• _The records_:
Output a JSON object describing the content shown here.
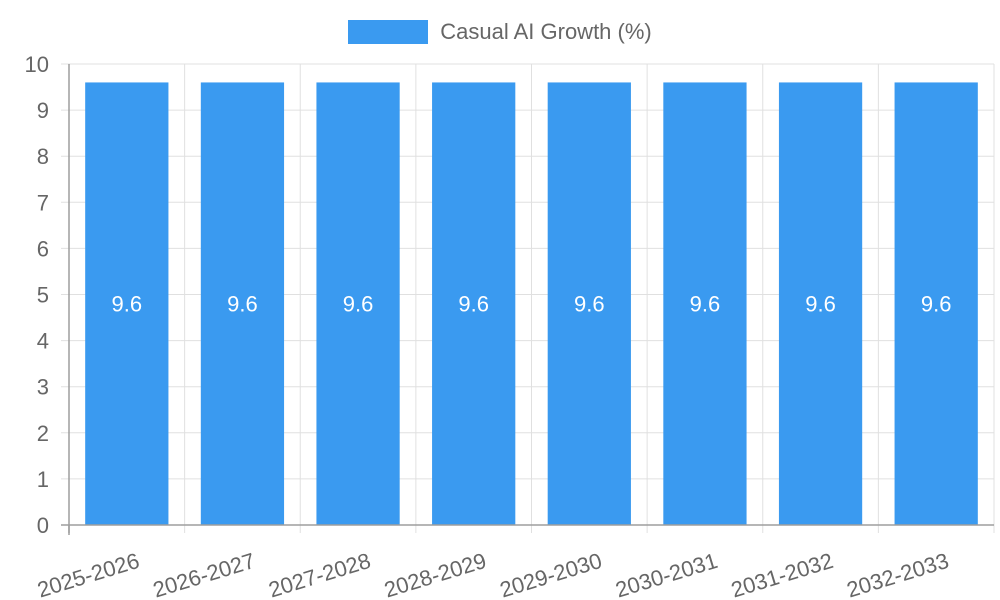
{
  "chart_data": {
    "type": "bar",
    "title": "",
    "xlabel": "",
    "ylabel": "",
    "categories": [
      "2025-2026",
      "2026-2027",
      "2027-2028",
      "2028-2029",
      "2029-2030",
      "2030-2031",
      "2031-2032",
      "2032-2033"
    ],
    "series": [
      {
        "name": "Casual AI Growth (%)",
        "values": [
          9.6,
          9.6,
          9.6,
          9.6,
          9.6,
          9.6,
          9.6,
          9.6
        ],
        "color": "#3a9af0"
      }
    ],
    "ylim": [
      0,
      10
    ],
    "yticks": [
      0,
      1,
      2,
      3,
      4,
      5,
      6,
      7,
      8,
      9,
      10
    ],
    "grid": true,
    "legend_position": "top",
    "data_labels": true
  },
  "legend": {
    "label": "Casual AI Growth (%)",
    "color": "#3a9af0"
  },
  "colors": {
    "bar": "#3a9af0",
    "grid": "#e0e0e0",
    "axis": "#9e9e9e",
    "text": "#666666"
  }
}
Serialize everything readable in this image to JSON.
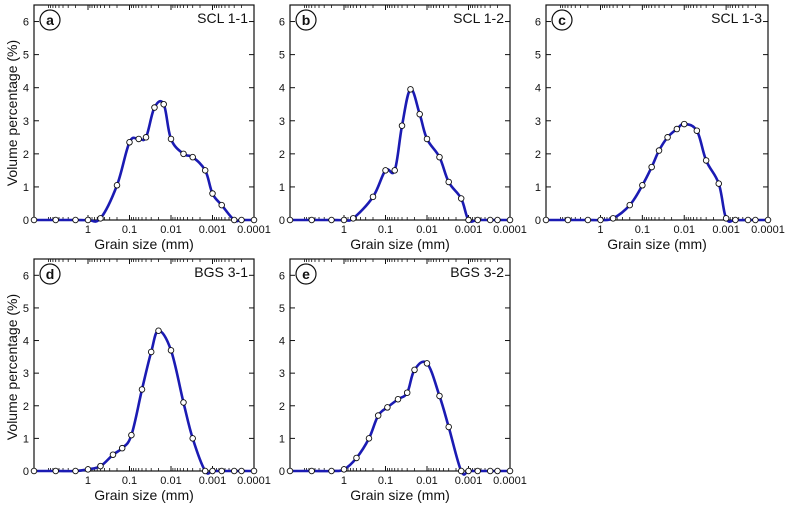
{
  "figure": {
    "xlabel": "Grain size (mm)",
    "ylabel": "Volume percentage (%)"
  },
  "chart_data": [
    {
      "type": "line",
      "letter": "a",
      "title": "SCL 1-1",
      "xlabel": "Grain size (mm)",
      "ylabel": "Volume percentage (%)",
      "x_scale": "log-reversed",
      "xlim": [
        20,
        0.0001
      ],
      "ylim": [
        0,
        6.5
      ],
      "x_ticks": [
        {
          "value": 1,
          "label": "1"
        },
        {
          "value": 0.1,
          "label": "0.1"
        },
        {
          "value": 0.01,
          "label": "0.01"
        },
        {
          "value": 0.001,
          "label": "0.001"
        },
        {
          "value": 0.0001,
          "label": "0.0001"
        }
      ],
      "y_ticks": [
        0,
        1,
        2,
        3,
        4,
        5,
        6
      ],
      "x": [
        20,
        6,
        2,
        1,
        0.5,
        0.2,
        0.1,
        0.06,
        0.04,
        0.025,
        0.015,
        0.01,
        0.005,
        0.003,
        0.0015,
        0.001,
        0.0006,
        0.0003,
        0.0002,
        0.0001
      ],
      "y": [
        0,
        0,
        0,
        0,
        0.05,
        1.05,
        2.35,
        2.45,
        2.5,
        3.4,
        3.5,
        2.45,
        2.0,
        1.9,
        1.5,
        0.8,
        0.45,
        0.0,
        0,
        0
      ],
      "color": "#1b1bb3"
    },
    {
      "type": "line",
      "letter": "b",
      "title": "SCL 1-2",
      "xlabel": "Grain size (mm)",
      "ylabel": "",
      "x_scale": "log-reversed",
      "xlim": [
        20,
        0.0001
      ],
      "ylim": [
        0,
        6.5
      ],
      "x_ticks": [
        {
          "value": 1,
          "label": "1"
        },
        {
          "value": 0.1,
          "label": "0.1"
        },
        {
          "value": 0.01,
          "label": "0.01"
        },
        {
          "value": 0.001,
          "label": "0.001"
        },
        {
          "value": 0.0001,
          "label": "0.0001"
        }
      ],
      "y_ticks": [
        0,
        1,
        2,
        3,
        4,
        5,
        6
      ],
      "x": [
        20,
        6,
        2,
        1,
        0.6,
        0.2,
        0.1,
        0.06,
        0.04,
        0.025,
        0.015,
        0.01,
        0.005,
        0.003,
        0.0015,
        0.001,
        0.0006,
        0.0003,
        0.0002,
        0.0001
      ],
      "y": [
        0,
        0,
        0,
        0,
        0.05,
        0.7,
        1.5,
        1.5,
        2.85,
        3.95,
        3.2,
        2.45,
        1.9,
        1.15,
        0.65,
        0.0,
        0,
        0,
        0,
        0
      ],
      "color": "#1b1bb3"
    },
    {
      "type": "line",
      "letter": "c",
      "title": "SCL 1-3",
      "xlabel": "Grain size (mm)",
      "ylabel": "",
      "x_scale": "log-reversed",
      "xlim": [
        20,
        0.0001
      ],
      "ylim": [
        0,
        6.5
      ],
      "x_ticks": [
        {
          "value": 1,
          "label": "1"
        },
        {
          "value": 0.1,
          "label": "0.1"
        },
        {
          "value": 0.01,
          "label": "0.01"
        },
        {
          "value": 0.001,
          "label": "0.001"
        },
        {
          "value": 0.0001,
          "label": "0.0001"
        }
      ],
      "y_ticks": [
        0,
        1,
        2,
        3,
        4,
        5,
        6
      ],
      "x": [
        20,
        6,
        2,
        1,
        0.5,
        0.2,
        0.1,
        0.06,
        0.04,
        0.025,
        0.015,
        0.01,
        0.005,
        0.003,
        0.0015,
        0.001,
        0.0006,
        0.0003,
        0.0002,
        0.0001
      ],
      "y": [
        0,
        0,
        0,
        0,
        0.05,
        0.45,
        1.05,
        1.6,
        2.1,
        2.5,
        2.75,
        2.9,
        2.7,
        1.8,
        1.1,
        0.05,
        0,
        0,
        0,
        0
      ],
      "color": "#1b1bb3"
    },
    {
      "type": "line",
      "letter": "d",
      "title": "BGS 3-1",
      "xlabel": "Grain size (mm)",
      "ylabel": "Volume percentage (%)",
      "x_scale": "log-reversed",
      "xlim": [
        20,
        0.0001
      ],
      "ylim": [
        0,
        6.5
      ],
      "x_ticks": [
        {
          "value": 1,
          "label": "1"
        },
        {
          "value": 0.1,
          "label": "0.1"
        },
        {
          "value": 0.01,
          "label": "0.01"
        },
        {
          "value": 0.001,
          "label": "0.001"
        },
        {
          "value": 0.0001,
          "label": "0.0001"
        }
      ],
      "y_ticks": [
        0,
        1,
        2,
        3,
        4,
        5,
        6
      ],
      "x": [
        20,
        6,
        2,
        1,
        0.5,
        0.25,
        0.15,
        0.09,
        0.05,
        0.03,
        0.02,
        0.01,
        0.005,
        0.003,
        0.0015,
        0.001,
        0.0006,
        0.0003,
        0.0002,
        0.0001
      ],
      "y": [
        0,
        0,
        0,
        0.05,
        0.15,
        0.5,
        0.7,
        1.1,
        2.5,
        3.65,
        4.3,
        3.7,
        2.1,
        1.0,
        0.0,
        0,
        0,
        0,
        0,
        0
      ],
      "color": "#1b1bb3"
    },
    {
      "type": "line",
      "letter": "e",
      "title": "BGS 3-2",
      "xlabel": "Grain size (mm)",
      "ylabel": "",
      "x_scale": "log-reversed",
      "xlim": [
        20,
        0.0001
      ],
      "ylim": [
        0,
        6.5
      ],
      "x_ticks": [
        {
          "value": 1,
          "label": "1"
        },
        {
          "value": 0.1,
          "label": "0.1"
        },
        {
          "value": 0.01,
          "label": "0.01"
        },
        {
          "value": 0.001,
          "label": "0.001"
        },
        {
          "value": 0.0001,
          "label": "0.0001"
        }
      ],
      "y_ticks": [
        0,
        1,
        2,
        3,
        4,
        5,
        6
      ],
      "x": [
        20,
        6,
        2,
        1,
        0.5,
        0.25,
        0.15,
        0.09,
        0.05,
        0.03,
        0.02,
        0.01,
        0.005,
        0.003,
        0.0015,
        0.001,
        0.0006,
        0.0003,
        0.0002,
        0.0001
      ],
      "y": [
        0,
        0,
        0,
        0.05,
        0.4,
        1.0,
        1.7,
        1.95,
        2.2,
        2.4,
        3.1,
        3.3,
        2.3,
        1.35,
        0.0,
        0,
        0,
        0,
        0,
        0
      ],
      "color": "#1b1bb3"
    }
  ]
}
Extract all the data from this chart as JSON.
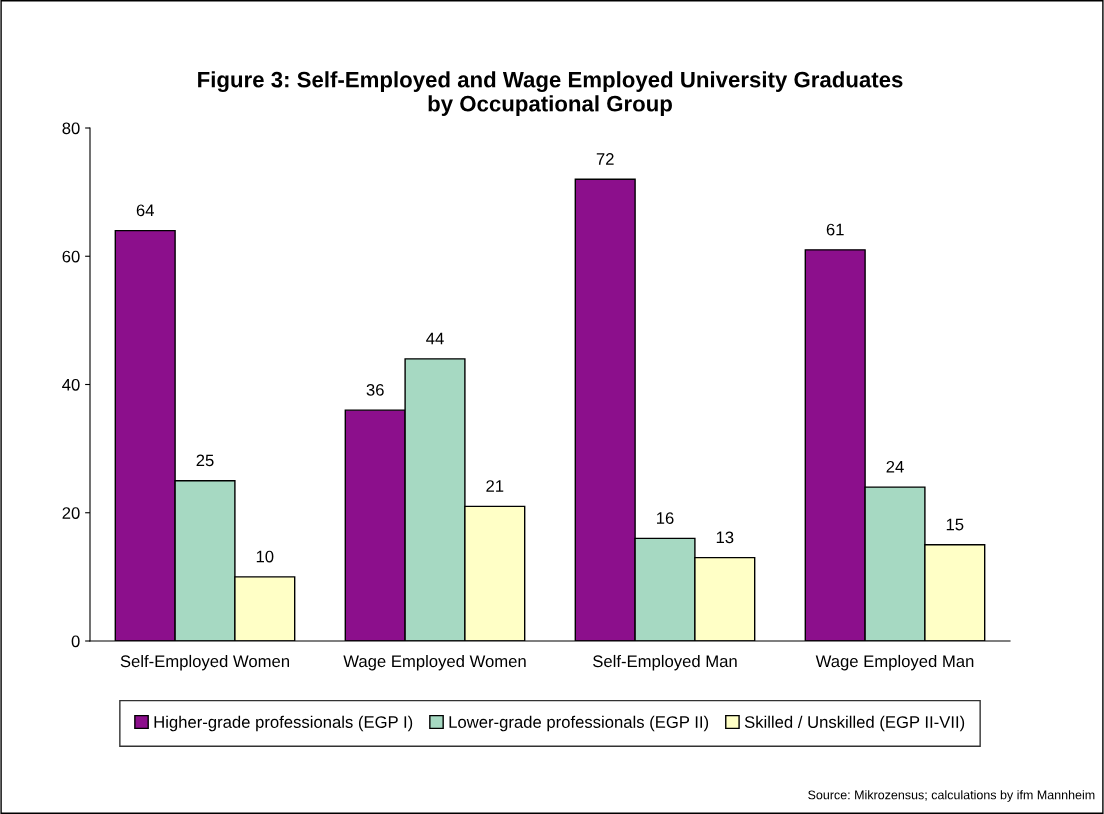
{
  "chart_data": {
    "type": "bar",
    "title": "Figure 3: Self-Employed and Wage Employed University Graduates\nby Occupational Group",
    "categories": [
      "Self-Employed Women",
      "Wage Employed Women",
      "Self-Employed Man",
      "Wage Employed Man"
    ],
    "series": [
      {
        "name": "Higher-grade professionals (EGP I)",
        "color": "#8c0f8c",
        "values": [
          64,
          36,
          72,
          61
        ]
      },
      {
        "name": "Lower-grade professionals (EGP II)",
        "color": "#a6d9c2",
        "values": [
          25,
          44,
          16,
          24
        ]
      },
      {
        "name": "Skilled / Unskilled (EGP II-VII)",
        "color": "#ffffc6",
        "values": [
          10,
          21,
          13,
          15
        ]
      }
    ],
    "ylim": [
      0,
      80
    ],
    "yticks": [
      0,
      20,
      40,
      60,
      80
    ],
    "data_labels": true,
    "grid": false,
    "legend": "bottom",
    "annotations": [
      "Source: Mikrozensus; calculations by ifm Mannheim"
    ]
  }
}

• _Problem to work on_: From the material above, copy each line that includes the word "JSON".

• _Answer to the exercise_:
Output a JSON object describing the content shown here.
Serialize everything readable in this image to JSON.
Extract all the data from this chart as JSON.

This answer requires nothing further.